**EXERCISE INSTRUCTIONS**
Write the data out again, character for character, with no images.
-- Begin --
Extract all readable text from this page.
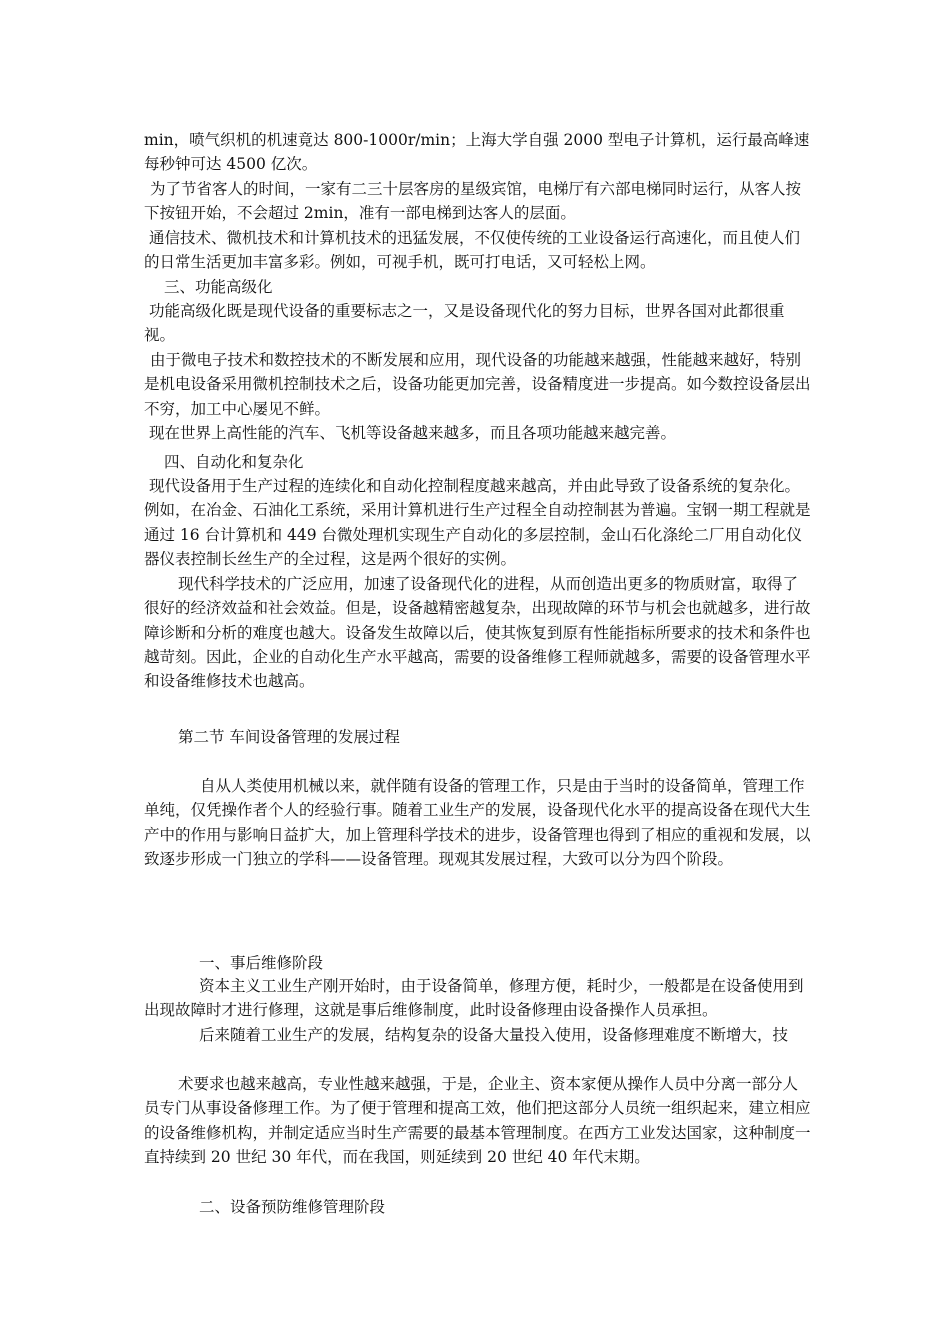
min，喷气织机的机速竟达 800-1000r/min；上海大学自强 2000 型电子计算机，运行最高峰速每秒钟可达 4500 亿次。

为了节省客人的时间，一家有二三十层客房的星级宾馆，电梯厅有六部电梯同时运行，从客人按下按钮开始，不会超过 2min，准有一部电梯到达客人的层面。

通信技术、微机技术和计算机技术的迅猛发展，不仅使传统的工业设备运行高速化，而且使人们的日常生活更加丰富多彩。例如，可视手机，既可打电话，又可轻松上网。

三、功能高级化

功能高级化既是现代设备的重要标志之一，又是设备现代化的努力目标，世界各国对此都很重视。

由于微电子技术和数控技术的不断发展和应用，现代设备的功能越来越强，性能越来越好，特别是机电设备采用微机控制技术之后，设备功能更加完善，设备精度进一步提高。如今数控设备层出不穷，加工中心屡见不鲜。

现在世界上高性能的汽车、飞机等设备越来越多，而且各项功能越来越完善。

四、自动化和复杂化

现代设备用于生产过程的连续化和自动化控制程度越来越高，并由此导致了设备系统的复杂化。例如，在冶金、石油化工系统，采用计算机进行生产过程全自动控制甚为普遍。宝钢一期工程就是通过 16 台计算机和 449 台微处理机实现生产自动化的多层控制，金山石化涤纶二厂用自动化仪器仪表控制长丝生产的全过程，这是两个很好的实例。

现代科学技术的广泛应用，加速了设备现代化的进程，从而创造出更多的物质财富，取得了很好的经济效益和社会效益。但是，设备越精密越复杂，出现故障的环节与机会也就越多，进行故障诊断和分析的难度也越大。设备发生故障以后，使其恢复到原有性能指标所要求的技术和条件也越苛刻。因此，企业的自动化生产水平越高，需要的设备维修工程师就越多，需要的设备管理水平和设备维修技术也越高。

第二节 车间设备管理的发展过程

自从人类使用机械以来，就伴随有设备的管理工作，只是由于当时的设备简单，管理工作单纯，仅凭操作者个人的经验行事。随着工业生产的发展，设备现代化水平的提高设备在现代大生产中的作用与影响日益扩大，加上管理科学技术的进步，设备管理也得到了相应的重视和发展，以致逐步形成一门独立的学科——设备管理。现观其发展过程，大致可以分为四个阶段。

一、事后维修阶段

资本主义工业生产刚开始时，由于设备简单，修理方便，耗时少，一般都是在设备使用到出现故障时才进行修理，这就是事后维修制度，此时设备修理由设备操作人员承担。

后来随着工业生产的发展，结构复杂的设备大量投入使用，设备修理难度不断增大，技

术要求也越来越高，专业性越来越强，于是，企业主、资本家便从操作人员中分离一部分人员专门从事设备修理工作。为了便于管理和提高工效，他们把这部分人员统一组织起来，建立相应的设备维修机构，并制定适应当时生产需要的最基本管理制度。在西方工业发达国家，这种制度一直持续到 20 世纪 30 年代，而在我国，则延续到 20 世纪 40 年代末期。

二、设备预防维修管理阶段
-- End --
**RESPONSE TO THIS TASK**
Extract all readable text from this page.
min，喷气织机的机速竟达 800-1000r/min；上海大学自强 2000 型电子计算机，运行最高峰速每秒钟可达 4500 亿次。

为了节省客人的时间，一家有二三十层客房的星级宾馆，电梯厅有六部电梯同时运行，从客人按下按钮开始，不会超过 2min，准有一部电梯到达客人的层面。

通信技术、微机技术和计算机技术的迅猛发展，不仅使传统的工业设备运行高速化，而且使人们的日常生活更加丰富多彩。例如，可视手机，既可打电话，又可轻松上网。

三、功能高级化

功能高级化既是现代设备的重要标志之一，又是设备现代化的努力目标，世界各国对此都很重视。

由于微电子技术和数控技术的不断发展和应用，现代设备的功能越来越强，性能越来越好，特别是机电设备采用微机控制技术之后，设备功能更加完善，设备精度进一步提高。如今数控设备层出不穷，加工中心屡见不鲜。

现在世界上高性能的汽车、飞机等设备越来越多，而且各项功能越来越完善。

四、自动化和复杂化

现代设备用于生产过程的连续化和自动化控制程度越来越高，并由此导致了设备系统的复杂化。例如，在冶金、石油化工系统，采用计算机进行生产过程全自动控制甚为普遍。宝钢一期工程就是通过 16 台计算机和 449 台微处理机实现生产自动化的多层控制，金山石化涤纶二厂用自动化仪器仪表控制长丝生产的全过程，这是两个很好的实例。

现代科学技术的广泛应用，加速了设备现代化的进程，从而创造出更多的物质财富，取得了很好的经济效益和社会效益。但是，设备越精密越复杂，出现故障的环节与机会也就越多，进行故障诊断和分析的难度也越大。设备发生故障以后，使其恢复到原有性能指标所要求的技术和条件也越苛刻。因此，企业的自动化生产水平越高，需要的设备维修工程师就越多，需要的设备管理水平和设备维修技术也越高。

第二节 车间设备管理的发展过程

自从人类使用机械以来，就伴随有设备的管理工作，只是由于当时的设备简单，管理工作单纯，仅凭操作者个人的经验行事。随着工业生产的发展，设备现代化水平的提高设备在现代大生产中的作用与影响日益扩大，加上管理科学技术的进步，设备管理也得到了相应的重视和发展，以致逐步形成一门独立的学科——设备管理。现观其发展过程，大致可以分为四个阶段。

一、事后维修阶段

资本主义工业生产刚开始时，由于设备简单，修理方便，耗时少，一般都是在设备使用到出现故障时才进行修理，这就是事后维修制度，此时设备修理由设备操作人员承担。

后来随着工业生产的发展，结构复杂的设备大量投入使用，设备修理难度不断增大，技

术要求也越来越高，专业性越来越强，于是，企业主、资本家便从操作人员中分离一部分人员专门从事设备修理工作。为了便于管理和提高工效，他们把这部分人员统一组织起来，建立相应的设备维修机构，并制定适应当时生产需要的最基本管理制度。在西方工业发达国家，这种制度一直持续到 20 世纪 30 年代，而在我国，则延续到 20 世纪 40 年代末期。

二、设备预防维修管理阶段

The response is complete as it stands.